▶ Aim of the task
Write out the entries again exactly as they are given.

____ Records for the task

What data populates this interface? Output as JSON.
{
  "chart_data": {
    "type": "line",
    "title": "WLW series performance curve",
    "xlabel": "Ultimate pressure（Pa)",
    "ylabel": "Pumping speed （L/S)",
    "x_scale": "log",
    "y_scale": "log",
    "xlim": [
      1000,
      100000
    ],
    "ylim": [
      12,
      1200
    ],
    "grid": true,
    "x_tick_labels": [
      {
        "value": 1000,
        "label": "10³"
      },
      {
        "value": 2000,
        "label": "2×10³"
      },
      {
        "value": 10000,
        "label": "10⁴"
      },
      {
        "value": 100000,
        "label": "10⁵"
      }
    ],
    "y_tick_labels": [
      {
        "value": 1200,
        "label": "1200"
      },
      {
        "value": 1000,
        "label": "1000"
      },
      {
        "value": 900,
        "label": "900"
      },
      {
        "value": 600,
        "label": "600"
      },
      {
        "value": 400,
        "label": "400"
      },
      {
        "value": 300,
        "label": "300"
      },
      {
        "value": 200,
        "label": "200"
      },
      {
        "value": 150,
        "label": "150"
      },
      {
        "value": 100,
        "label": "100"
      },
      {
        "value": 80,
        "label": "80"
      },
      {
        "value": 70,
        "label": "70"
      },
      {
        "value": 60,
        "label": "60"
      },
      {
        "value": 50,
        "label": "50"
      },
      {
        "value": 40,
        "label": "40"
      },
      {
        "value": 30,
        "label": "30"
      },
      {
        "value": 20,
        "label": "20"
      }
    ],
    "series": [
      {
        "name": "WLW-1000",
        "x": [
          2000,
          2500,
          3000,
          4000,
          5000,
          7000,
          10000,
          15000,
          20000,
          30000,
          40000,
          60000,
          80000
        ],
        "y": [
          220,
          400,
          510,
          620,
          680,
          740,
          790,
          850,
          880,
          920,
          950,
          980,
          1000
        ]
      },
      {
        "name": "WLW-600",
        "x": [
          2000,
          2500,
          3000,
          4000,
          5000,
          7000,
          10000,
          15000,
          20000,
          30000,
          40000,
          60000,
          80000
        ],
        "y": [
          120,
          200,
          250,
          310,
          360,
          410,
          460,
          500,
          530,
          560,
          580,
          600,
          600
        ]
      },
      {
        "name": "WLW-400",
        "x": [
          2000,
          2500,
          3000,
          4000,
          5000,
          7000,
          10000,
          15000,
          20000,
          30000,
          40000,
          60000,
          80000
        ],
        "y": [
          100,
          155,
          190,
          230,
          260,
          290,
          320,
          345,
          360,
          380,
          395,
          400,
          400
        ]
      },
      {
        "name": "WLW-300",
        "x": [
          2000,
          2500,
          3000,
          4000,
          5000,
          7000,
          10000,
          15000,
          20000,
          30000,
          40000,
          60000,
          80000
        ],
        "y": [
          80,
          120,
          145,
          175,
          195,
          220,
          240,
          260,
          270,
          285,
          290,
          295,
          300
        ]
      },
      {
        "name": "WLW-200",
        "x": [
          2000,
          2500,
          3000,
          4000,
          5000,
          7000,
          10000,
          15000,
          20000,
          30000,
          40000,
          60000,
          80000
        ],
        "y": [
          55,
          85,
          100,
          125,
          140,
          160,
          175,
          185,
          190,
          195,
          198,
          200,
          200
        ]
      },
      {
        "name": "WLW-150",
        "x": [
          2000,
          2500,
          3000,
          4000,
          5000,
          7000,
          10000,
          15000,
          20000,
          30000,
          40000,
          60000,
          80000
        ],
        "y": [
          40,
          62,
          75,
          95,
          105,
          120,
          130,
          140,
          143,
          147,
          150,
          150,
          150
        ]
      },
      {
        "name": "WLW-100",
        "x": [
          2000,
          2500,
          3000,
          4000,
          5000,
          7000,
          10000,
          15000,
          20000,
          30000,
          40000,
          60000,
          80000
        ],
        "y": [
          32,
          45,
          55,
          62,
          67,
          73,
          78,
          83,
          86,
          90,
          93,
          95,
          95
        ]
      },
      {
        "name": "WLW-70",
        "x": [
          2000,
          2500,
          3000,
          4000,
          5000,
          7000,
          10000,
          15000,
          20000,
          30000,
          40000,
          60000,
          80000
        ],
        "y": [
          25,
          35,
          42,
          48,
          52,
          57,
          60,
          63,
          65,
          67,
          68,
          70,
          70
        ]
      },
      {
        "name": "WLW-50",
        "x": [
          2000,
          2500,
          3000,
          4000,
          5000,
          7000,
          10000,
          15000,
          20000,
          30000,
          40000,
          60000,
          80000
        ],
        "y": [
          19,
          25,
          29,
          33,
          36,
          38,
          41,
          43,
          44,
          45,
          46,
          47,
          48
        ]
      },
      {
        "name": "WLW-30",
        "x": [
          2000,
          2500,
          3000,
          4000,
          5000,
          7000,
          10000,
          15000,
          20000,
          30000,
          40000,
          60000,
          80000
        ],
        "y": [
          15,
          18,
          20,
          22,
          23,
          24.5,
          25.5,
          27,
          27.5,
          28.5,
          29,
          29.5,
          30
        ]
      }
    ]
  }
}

________

▶ Finished exercise
What data populates this interface? Output as JSON.
{
  "chart_data": {
    "type": "line",
    "title": "WLW series performance curve",
    "xlabel": "Ultimate pressure（Pa)",
    "ylabel": "Pumping speed （L/S)",
    "x_scale": "log",
    "y_scale": "log",
    "xlim": [
      1000,
      100000
    ],
    "ylim": [
      12,
      1200
    ],
    "grid": true,
    "x_tick_labels": [
      {
        "value": 1000,
        "label": "10³"
      },
      {
        "value": 2000,
        "label": "2×10³"
      },
      {
        "value": 10000,
        "label": "10⁴"
      },
      {
        "value": 100000,
        "label": "10⁵"
      }
    ],
    "y_tick_labels": [
      {
        "value": 1200,
        "label": "1200"
      },
      {
        "value": 1000,
        "label": "1000"
      },
      {
        "value": 900,
        "label": "900"
      },
      {
        "value": 600,
        "label": "600"
      },
      {
        "value": 400,
        "label": "400"
      },
      {
        "value": 300,
        "label": "300"
      },
      {
        "value": 200,
        "label": "200"
      },
      {
        "value": 150,
        "label": "150"
      },
      {
        "value": 100,
        "label": "100"
      },
      {
        "value": 80,
        "label": "80"
      },
      {
        "value": 70,
        "label": "70"
      },
      {
        "value": 60,
        "label": "60"
      },
      {
        "value": 50,
        "label": "50"
      },
      {
        "value": 40,
        "label": "40"
      },
      {
        "value": 30,
        "label": "30"
      },
      {
        "value": 20,
        "label": "20"
      }
    ],
    "series": [
      {
        "name": "WLW-1000",
        "x": [
          2000,
          2500,
          3000,
          4000,
          5000,
          7000,
          10000,
          15000,
          20000,
          30000,
          40000,
          60000,
          80000
        ],
        "y": [
          220,
          400,
          510,
          620,
          680,
          740,
          790,
          850,
          880,
          920,
          950,
          980,
          1000
        ]
      },
      {
        "name": "WLW-600",
        "x": [
          2000,
          2500,
          3000,
          4000,
          5000,
          7000,
          10000,
          15000,
          20000,
          30000,
          40000,
          60000,
          80000
        ],
        "y": [
          120,
          200,
          250,
          310,
          360,
          410,
          460,
          500,
          530,
          560,
          580,
          600,
          600
        ]
      },
      {
        "name": "WLW-400",
        "x": [
          2000,
          2500,
          3000,
          4000,
          5000,
          7000,
          10000,
          15000,
          20000,
          30000,
          40000,
          60000,
          80000
        ],
        "y": [
          100,
          155,
          190,
          230,
          260,
          290,
          320,
          345,
          360,
          380,
          395,
          400,
          400
        ]
      },
      {
        "name": "WLW-300",
        "x": [
          2000,
          2500,
          3000,
          4000,
          5000,
          7000,
          10000,
          15000,
          20000,
          30000,
          40000,
          60000,
          80000
        ],
        "y": [
          80,
          120,
          145,
          175,
          195,
          220,
          240,
          260,
          270,
          285,
          290,
          295,
          300
        ]
      },
      {
        "name": "WLW-200",
        "x": [
          2000,
          2500,
          3000,
          4000,
          5000,
          7000,
          10000,
          15000,
          20000,
          30000,
          40000,
          60000,
          80000
        ],
        "y": [
          55,
          85,
          100,
          125,
          140,
          160,
          175,
          185,
          190,
          195,
          198,
          200,
          200
        ]
      },
      {
        "name": "WLW-150",
        "x": [
          2000,
          2500,
          3000,
          4000,
          5000,
          7000,
          10000,
          15000,
          20000,
          30000,
          40000,
          60000,
          80000
        ],
        "y": [
          40,
          62,
          75,
          95,
          105,
          120,
          130,
          140,
          143,
          147,
          150,
          150,
          150
        ]
      },
      {
        "name": "WLW-100",
        "x": [
          2000,
          2500,
          3000,
          4000,
          5000,
          7000,
          10000,
          15000,
          20000,
          30000,
          40000,
          60000,
          80000
        ],
        "y": [
          32,
          45,
          55,
          62,
          67,
          73,
          78,
          83,
          86,
          90,
          93,
          95,
          95
        ]
      },
      {
        "name": "WLW-70",
        "x": [
          2000,
          2500,
          3000,
          4000,
          5000,
          7000,
          10000,
          15000,
          20000,
          30000,
          40000,
          60000,
          80000
        ],
        "y": [
          25,
          35,
          42,
          48,
          52,
          57,
          60,
          63,
          65,
          67,
          68,
          70,
          70
        ]
      },
      {
        "name": "WLW-50",
        "x": [
          2000,
          2500,
          3000,
          4000,
          5000,
          7000,
          10000,
          15000,
          20000,
          30000,
          40000,
          60000,
          80000
        ],
        "y": [
          19,
          25,
          29,
          33,
          36,
          38,
          41,
          43,
          44,
          45,
          46,
          47,
          48
        ]
      },
      {
        "name": "WLW-30",
        "x": [
          2000,
          2500,
          3000,
          4000,
          5000,
          7000,
          10000,
          15000,
          20000,
          30000,
          40000,
          60000,
          80000
        ],
        "y": [
          15,
          18,
          20,
          22,
          23,
          24.5,
          25.5,
          27,
          27.5,
          28.5,
          29,
          29.5,
          30
        ]
      }
    ]
  }
}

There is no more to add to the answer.